■ **RECORDS FOR THIS TASK**:
## Start

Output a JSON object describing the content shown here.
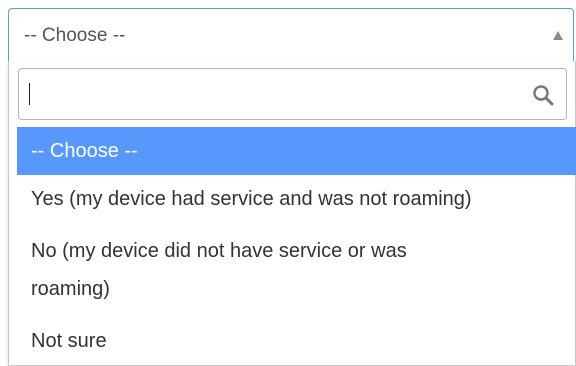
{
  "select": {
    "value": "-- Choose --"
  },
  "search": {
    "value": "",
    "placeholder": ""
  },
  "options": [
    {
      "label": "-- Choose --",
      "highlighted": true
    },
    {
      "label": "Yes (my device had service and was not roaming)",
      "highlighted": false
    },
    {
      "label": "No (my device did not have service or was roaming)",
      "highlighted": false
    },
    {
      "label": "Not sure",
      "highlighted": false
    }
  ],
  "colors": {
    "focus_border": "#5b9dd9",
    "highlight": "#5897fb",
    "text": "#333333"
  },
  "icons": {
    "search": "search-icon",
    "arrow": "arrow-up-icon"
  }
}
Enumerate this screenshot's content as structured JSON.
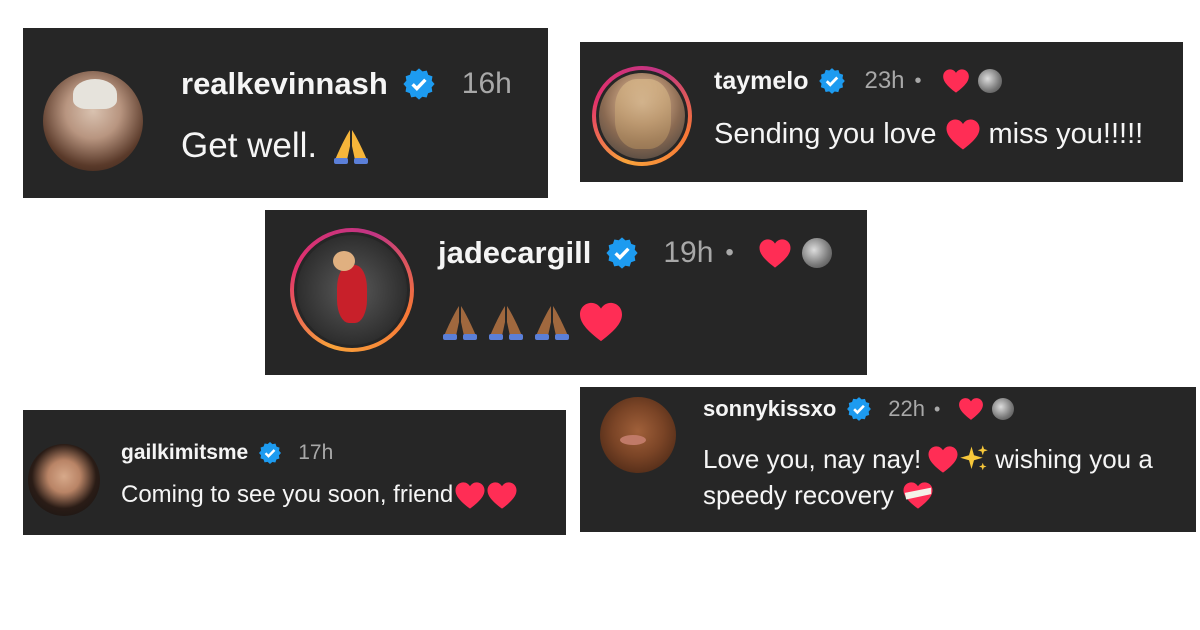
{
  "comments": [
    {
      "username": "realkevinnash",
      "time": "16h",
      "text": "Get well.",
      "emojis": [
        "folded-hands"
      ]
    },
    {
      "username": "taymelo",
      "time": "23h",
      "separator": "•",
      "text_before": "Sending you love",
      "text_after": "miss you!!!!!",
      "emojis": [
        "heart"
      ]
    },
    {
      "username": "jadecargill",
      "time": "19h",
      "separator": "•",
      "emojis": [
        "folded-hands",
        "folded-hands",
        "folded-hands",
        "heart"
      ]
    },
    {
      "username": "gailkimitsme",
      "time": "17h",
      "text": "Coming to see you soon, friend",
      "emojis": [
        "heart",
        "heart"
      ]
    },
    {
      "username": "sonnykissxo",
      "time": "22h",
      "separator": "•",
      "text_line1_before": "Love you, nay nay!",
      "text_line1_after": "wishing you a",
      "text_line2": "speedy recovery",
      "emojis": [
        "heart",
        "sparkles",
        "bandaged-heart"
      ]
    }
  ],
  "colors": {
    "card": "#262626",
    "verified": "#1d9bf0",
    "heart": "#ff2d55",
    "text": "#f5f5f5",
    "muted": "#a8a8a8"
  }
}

## End
## Start

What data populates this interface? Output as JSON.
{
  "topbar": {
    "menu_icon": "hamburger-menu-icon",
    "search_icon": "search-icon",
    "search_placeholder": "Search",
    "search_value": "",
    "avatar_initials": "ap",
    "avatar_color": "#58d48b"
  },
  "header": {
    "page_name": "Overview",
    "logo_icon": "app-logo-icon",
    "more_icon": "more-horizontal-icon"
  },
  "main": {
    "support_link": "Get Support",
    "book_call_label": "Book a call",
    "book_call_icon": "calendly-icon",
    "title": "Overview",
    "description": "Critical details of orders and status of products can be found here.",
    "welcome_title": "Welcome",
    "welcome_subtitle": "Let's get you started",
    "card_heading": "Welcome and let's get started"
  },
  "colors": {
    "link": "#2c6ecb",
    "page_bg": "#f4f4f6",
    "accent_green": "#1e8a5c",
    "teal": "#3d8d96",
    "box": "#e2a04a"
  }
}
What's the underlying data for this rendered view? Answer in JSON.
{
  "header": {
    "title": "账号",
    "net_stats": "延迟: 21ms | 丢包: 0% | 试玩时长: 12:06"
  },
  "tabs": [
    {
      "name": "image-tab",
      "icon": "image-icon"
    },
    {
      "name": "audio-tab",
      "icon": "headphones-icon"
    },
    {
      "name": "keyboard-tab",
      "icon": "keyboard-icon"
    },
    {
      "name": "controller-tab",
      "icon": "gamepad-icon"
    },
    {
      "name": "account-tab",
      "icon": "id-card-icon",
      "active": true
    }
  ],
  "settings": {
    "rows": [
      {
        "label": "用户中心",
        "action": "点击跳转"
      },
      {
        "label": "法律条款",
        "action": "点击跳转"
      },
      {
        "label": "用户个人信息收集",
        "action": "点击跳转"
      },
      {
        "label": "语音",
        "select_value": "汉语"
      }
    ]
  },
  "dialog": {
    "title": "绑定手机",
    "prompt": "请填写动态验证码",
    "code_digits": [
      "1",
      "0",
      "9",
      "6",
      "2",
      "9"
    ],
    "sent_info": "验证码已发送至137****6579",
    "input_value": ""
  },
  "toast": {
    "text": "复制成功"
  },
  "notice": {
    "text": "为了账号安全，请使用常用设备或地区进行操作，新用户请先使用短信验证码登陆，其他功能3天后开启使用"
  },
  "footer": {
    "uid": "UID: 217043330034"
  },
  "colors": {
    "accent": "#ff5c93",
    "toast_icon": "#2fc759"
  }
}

## End

■ **REQUIRED TASK**:
From the data above, copy each line that has the string "time".

■ **THE OUTPUT**:
      "time": "16h",
      "time": "23h",
      "time": "19h",
      "time": "17h",
      "time": "22h",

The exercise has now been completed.